KUTIPAN TERPILIH =

◇ ◇ ◇ ◇ ◇ ◇ ◇

Baru-baru ini dilaporkan bahwa harga panel surya yang sebagian besar diproduksi di China lebih mahal dan sulit ditemukan di pasaran. Para ahli pun memprediksi masalah ini akan tetap ada dalam beberapa tahun mendatang
Harga komoditas terus bergejolak
"Harga sejumlah bahan baku meningkat signifikan dalam beberapa bulan terakhir, tetapi tentu saja harga minyak dan gas alam juga meningkat secara signifikan," Direktur Pusat Inovasi dan Teknologi IRENA, Dolf Gielen, mengatakan kepada DW. IRENA adalah Badan Energi Terbarukan Internasional.
Pakar perencanaan energi ini juga menambahkan bahwa permintaan bahan baku yang lebih tinggi didorong oleh besarnya permintaan bahan baku terkait produksi mobil elektrik "karena banyak pabrik baterai baru sedang dibangun.
" Ia menambahkan bahwa ketidakpastian tetap ada, antara lain dapat berupa bentuk dan material dasar pembuatan generasi baterai masa depan. "Seperti apa baterainya, tepatnya, masih menjadi tanda tanya," kata Gielen.
"Beberapa tahun yang lalu, semua orang berbicara tentang kobalt, tetapi sekarang sepertinya jumlah kobalt yang dibutuhkan jauh lebih rendah daripada yang diperkirakan sebelumnya. Masa depan campuran bahan katoda masih belum pasti.
" Setidaknya butuh beberapa tahun dan perencanaan keamanan jangka panjang untuk mewujudkan proyek-proyek pertambangan skala besar, terutama mengingat volatilitas harga yang tinggi. Tahun 2017 harga litium anjlok, tetapi dalam beberapa bulan terakhir harganya melonjak ke level rekor baru. Menurut Gielen, kita harus terbiasa dengan fluktuasi seperti itu.

◇ ◇ ◇ ◇ ◇ ◇ ◇

SOAL SINGKAT A = Menurut Gielen dalam kutipan tentang harga panel surya, apa yang mendorong permintaan bahan baku menjadi lebih tinggi?
SOAL SINGKAT B = Ringkaslah paragraf yang diawali "Setidaknya butuh beberapa tahun" dalam kutipan tentang harga panel surya menjadi daftar singkat tanpa menghilangkan fakta utamanya.
SOAL SINGKAT C = Teruskan kutipan tentang harga panel surya dan bahan baku ini mulai dari kalimat terakhirnya.

◇ ◇ ◇ ◇ ◇ ◇ ◇

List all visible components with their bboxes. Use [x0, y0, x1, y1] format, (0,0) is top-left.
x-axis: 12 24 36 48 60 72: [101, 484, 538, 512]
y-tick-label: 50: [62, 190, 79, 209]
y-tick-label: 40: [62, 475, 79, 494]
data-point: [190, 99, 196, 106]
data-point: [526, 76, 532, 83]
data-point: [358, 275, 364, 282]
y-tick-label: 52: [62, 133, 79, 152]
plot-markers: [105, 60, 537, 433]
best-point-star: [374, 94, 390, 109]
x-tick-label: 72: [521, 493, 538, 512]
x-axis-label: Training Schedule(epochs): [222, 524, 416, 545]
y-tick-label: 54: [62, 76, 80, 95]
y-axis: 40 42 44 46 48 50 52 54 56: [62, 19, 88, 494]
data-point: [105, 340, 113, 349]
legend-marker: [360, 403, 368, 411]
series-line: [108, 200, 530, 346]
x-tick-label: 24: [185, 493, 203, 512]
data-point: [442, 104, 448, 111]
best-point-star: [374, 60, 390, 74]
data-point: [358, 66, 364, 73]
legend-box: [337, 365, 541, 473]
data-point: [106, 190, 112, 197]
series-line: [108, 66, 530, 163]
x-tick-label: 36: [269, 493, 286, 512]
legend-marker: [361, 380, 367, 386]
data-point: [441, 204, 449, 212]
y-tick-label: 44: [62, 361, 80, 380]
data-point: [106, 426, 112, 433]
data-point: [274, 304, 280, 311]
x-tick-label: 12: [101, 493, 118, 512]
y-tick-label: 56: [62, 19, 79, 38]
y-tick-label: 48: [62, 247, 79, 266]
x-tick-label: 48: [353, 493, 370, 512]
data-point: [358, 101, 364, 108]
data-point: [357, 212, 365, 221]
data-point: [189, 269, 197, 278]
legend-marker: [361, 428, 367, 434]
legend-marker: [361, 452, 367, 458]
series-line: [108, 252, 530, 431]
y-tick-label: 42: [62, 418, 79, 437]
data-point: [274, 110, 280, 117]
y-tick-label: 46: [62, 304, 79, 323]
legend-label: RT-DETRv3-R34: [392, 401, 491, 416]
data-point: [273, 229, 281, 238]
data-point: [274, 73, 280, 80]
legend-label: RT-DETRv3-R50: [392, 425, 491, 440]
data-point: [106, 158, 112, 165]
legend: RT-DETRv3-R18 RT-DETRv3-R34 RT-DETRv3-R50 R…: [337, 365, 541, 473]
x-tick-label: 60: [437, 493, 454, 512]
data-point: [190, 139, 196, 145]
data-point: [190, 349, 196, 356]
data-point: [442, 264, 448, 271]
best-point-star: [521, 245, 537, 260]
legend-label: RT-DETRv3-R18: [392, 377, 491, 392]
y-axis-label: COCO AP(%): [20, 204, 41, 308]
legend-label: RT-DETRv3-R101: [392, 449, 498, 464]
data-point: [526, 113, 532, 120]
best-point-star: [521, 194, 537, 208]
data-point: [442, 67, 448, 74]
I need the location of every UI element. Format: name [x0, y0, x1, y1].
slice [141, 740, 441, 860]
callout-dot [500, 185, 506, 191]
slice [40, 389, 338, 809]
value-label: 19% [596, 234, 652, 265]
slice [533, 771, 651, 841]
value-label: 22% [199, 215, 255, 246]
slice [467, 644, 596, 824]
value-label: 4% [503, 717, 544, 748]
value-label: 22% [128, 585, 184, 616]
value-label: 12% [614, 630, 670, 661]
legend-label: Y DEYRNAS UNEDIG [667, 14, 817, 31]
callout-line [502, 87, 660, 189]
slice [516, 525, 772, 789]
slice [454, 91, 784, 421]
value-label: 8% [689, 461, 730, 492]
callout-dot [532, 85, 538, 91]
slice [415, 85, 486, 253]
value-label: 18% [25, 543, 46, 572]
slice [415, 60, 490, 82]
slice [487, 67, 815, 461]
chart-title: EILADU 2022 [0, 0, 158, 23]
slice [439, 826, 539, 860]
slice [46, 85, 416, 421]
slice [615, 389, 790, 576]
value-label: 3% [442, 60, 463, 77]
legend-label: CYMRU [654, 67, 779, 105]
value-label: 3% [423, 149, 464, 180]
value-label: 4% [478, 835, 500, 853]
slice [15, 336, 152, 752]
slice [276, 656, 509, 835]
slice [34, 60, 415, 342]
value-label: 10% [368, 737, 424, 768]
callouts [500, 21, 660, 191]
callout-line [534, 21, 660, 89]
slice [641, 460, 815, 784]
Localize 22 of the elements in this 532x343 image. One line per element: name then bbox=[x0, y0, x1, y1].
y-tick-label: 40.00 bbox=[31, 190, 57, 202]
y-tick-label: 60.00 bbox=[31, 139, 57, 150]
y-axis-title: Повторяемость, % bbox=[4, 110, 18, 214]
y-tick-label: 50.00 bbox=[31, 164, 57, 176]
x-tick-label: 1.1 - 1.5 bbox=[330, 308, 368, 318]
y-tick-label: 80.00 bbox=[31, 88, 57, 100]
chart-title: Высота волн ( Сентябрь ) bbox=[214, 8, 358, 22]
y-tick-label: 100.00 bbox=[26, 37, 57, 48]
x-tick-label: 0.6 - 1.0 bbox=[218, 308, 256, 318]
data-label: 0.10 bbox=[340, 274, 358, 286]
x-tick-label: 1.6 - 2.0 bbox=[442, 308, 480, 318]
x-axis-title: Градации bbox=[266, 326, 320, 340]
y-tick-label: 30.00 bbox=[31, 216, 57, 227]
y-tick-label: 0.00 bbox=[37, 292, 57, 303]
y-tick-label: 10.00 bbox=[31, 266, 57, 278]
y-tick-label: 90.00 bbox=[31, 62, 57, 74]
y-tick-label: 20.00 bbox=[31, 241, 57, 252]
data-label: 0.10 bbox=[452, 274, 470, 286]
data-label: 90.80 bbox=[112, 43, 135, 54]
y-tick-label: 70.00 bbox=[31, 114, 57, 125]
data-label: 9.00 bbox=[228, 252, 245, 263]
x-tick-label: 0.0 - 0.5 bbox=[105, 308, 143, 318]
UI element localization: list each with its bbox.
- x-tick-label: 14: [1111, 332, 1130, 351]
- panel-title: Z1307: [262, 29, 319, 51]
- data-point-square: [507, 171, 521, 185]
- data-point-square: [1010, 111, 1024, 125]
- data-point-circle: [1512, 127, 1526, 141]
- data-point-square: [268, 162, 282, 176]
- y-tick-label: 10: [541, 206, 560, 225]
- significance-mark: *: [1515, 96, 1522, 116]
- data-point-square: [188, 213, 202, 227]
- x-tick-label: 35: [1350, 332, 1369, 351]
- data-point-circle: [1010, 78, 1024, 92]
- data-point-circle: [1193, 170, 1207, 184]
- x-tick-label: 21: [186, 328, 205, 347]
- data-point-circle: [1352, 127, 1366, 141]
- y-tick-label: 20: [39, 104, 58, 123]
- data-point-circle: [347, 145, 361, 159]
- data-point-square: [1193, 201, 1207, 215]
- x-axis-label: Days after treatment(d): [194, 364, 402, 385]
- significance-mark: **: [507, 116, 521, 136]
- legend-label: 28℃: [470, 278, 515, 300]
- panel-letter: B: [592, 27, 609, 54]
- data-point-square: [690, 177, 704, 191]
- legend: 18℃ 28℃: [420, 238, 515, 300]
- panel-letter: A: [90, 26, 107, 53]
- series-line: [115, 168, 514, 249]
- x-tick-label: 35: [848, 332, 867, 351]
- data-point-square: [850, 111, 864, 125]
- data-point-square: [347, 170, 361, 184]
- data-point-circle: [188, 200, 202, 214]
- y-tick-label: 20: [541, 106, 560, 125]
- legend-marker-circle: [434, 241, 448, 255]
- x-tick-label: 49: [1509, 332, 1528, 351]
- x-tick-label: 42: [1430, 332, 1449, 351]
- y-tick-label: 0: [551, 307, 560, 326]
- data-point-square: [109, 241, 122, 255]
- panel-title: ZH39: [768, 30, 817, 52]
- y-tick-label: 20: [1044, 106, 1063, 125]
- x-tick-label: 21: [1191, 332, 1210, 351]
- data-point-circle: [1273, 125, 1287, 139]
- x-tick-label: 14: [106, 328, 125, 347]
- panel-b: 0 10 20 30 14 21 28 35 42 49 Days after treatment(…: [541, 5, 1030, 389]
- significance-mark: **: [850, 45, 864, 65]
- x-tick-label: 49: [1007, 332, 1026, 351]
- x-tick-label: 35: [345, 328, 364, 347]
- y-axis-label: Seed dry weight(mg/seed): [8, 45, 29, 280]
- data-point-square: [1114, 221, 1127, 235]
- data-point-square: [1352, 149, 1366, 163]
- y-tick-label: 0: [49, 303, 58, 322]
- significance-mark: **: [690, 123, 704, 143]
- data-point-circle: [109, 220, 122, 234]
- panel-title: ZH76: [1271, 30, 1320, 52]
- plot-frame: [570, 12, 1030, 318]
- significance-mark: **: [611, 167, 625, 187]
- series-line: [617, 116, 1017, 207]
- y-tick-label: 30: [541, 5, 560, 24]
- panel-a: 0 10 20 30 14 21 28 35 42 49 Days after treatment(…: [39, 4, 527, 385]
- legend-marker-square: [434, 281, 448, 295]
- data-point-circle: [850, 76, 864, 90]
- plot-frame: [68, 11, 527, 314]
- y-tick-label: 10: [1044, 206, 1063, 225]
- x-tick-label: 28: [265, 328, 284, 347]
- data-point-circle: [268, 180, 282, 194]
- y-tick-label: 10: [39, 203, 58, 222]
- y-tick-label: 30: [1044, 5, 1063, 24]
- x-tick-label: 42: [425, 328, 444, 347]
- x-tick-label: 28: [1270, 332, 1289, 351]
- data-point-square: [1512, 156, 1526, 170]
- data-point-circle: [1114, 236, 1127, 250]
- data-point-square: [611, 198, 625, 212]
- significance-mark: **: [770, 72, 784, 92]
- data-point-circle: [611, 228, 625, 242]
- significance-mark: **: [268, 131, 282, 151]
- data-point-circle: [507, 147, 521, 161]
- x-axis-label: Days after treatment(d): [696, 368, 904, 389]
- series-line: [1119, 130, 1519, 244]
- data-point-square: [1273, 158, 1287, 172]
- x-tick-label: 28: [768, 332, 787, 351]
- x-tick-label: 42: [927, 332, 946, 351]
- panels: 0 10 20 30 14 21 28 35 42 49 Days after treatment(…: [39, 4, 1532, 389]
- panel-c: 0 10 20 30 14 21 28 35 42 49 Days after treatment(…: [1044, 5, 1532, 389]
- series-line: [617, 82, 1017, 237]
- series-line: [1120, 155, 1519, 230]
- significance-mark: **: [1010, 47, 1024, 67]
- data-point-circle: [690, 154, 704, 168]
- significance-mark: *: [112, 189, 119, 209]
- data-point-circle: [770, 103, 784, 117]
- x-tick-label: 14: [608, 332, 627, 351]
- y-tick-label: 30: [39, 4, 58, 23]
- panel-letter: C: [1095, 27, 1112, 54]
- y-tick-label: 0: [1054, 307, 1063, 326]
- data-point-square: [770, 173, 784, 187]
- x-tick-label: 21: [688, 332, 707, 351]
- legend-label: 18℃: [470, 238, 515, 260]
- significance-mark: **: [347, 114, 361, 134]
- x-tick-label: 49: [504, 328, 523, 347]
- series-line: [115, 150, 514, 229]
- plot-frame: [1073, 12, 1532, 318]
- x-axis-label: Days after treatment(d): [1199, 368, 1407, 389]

◇ ◇ ◇ ◇ ◇ ◇ ◇

HASIL TUGAS A = Permintaan bahan baku untuk produksi mobil elektrik, karena banyak pabrik baterai baru sedang dibangun.

HASIL TUGAS B =
- Proyek pertambangan skala besar membutuhkan setidaknya beberapa tahun dan perencanaan keamanan jangka panjang, terutama karena volatilitas harga yang tinggi.
- Harga litium anjlok pada 2017, tetapi dalam beberapa bulan terakhir melonjak ke level rekor baru.
- Menurut Gielen, kita harus terbiasa dengan fluktuasi seperti itu.

HASIL TUGAS C =
Perburuan sumber litium dan nikel
"Mengenai litium, kita butuh lima kali lebih banyak dalam penambangan pada dekade ini, tetapi ada banyak kapasitas baru yang dikembangkan," ujar Gielen.
Litium adalah material yang paling banyak dibutuhkan terutama untuk produksi baterai. Material ini tersedia di beberapa daerah. Penambangan litium itu sendiri bukanlah faktor strategis yang besar, tetapi lebih kepada pemrosesannya, tambah Gielen. "China punya posisi dominan dalam pemrosesan litium menjadi baterai, dan perusahaan China membeli banyak pasokan litium baru.
" Dalam jangka menengah, ketegangan geopolitik terkait litium kemungkinan besar dapat diatasi melalui fasilitas penambangan dan pemrosesan baru di Uni Eropa (UE). Peluang pasokan ada di Republik Ceko, Portugal, Spanyol, dan Jerman serta di negara-negara Eropa lain termasuk Inggris dan Serbia. Namun proyek pertambangan baru sulit diterima oleh warga lokal.
Nikel adalah mineral mentah utama lainnya untuk baterai. "Indonesia akan menjadi produsen utama nikel, menggantikan Filipina di posisi teratas," kata Gielen. "China kembali memproses sebagian besar sumber dayanya. Indonesia memberlakukan kebijakan lama dan mengharuskan nikel diproses langsung di dalam negeri. Jadi, China dan Indonesia akan mendominasi pasar nikel.”
Secara keseluruhan, permintaan nikel diperkirakan akan meningkat dua kali lipat dalam 10 tahun ke depan. UE memiliki simpanan nikelnya sendiri, termasuk di Finlandia dan di Kaledonia Baru.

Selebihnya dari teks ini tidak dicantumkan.